Where a line in the listing contains the string "danska", copy that line out.

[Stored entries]
····················

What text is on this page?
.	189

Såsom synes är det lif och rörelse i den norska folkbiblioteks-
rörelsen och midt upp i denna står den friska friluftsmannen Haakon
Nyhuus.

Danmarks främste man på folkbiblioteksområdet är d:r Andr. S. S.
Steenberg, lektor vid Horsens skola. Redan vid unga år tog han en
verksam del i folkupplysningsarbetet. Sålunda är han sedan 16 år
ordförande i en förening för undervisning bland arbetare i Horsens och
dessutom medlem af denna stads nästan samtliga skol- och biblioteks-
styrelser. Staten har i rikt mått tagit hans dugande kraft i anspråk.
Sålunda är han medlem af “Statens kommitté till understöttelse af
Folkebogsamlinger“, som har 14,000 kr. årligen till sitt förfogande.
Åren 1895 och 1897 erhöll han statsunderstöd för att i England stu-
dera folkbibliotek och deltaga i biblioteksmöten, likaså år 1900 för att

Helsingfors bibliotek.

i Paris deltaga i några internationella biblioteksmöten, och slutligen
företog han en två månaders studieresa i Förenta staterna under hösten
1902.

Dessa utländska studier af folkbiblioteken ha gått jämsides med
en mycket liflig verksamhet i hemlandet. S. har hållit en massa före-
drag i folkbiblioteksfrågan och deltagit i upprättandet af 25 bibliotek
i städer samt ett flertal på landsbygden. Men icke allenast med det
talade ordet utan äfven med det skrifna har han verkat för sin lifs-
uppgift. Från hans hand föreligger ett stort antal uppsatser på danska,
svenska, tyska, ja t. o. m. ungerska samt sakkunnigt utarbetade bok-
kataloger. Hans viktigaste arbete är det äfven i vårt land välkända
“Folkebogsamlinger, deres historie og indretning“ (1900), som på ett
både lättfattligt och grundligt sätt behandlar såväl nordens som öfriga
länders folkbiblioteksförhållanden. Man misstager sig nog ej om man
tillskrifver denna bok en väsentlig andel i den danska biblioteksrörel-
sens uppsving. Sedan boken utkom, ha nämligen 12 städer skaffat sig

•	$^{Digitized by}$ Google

····················

**Result for this task**
uppgift. Från hans hand föreligger ett stort antal uppsatser på danska,
tillskrifver denna bok en väsentlig andel i den danska biblioteksrörel-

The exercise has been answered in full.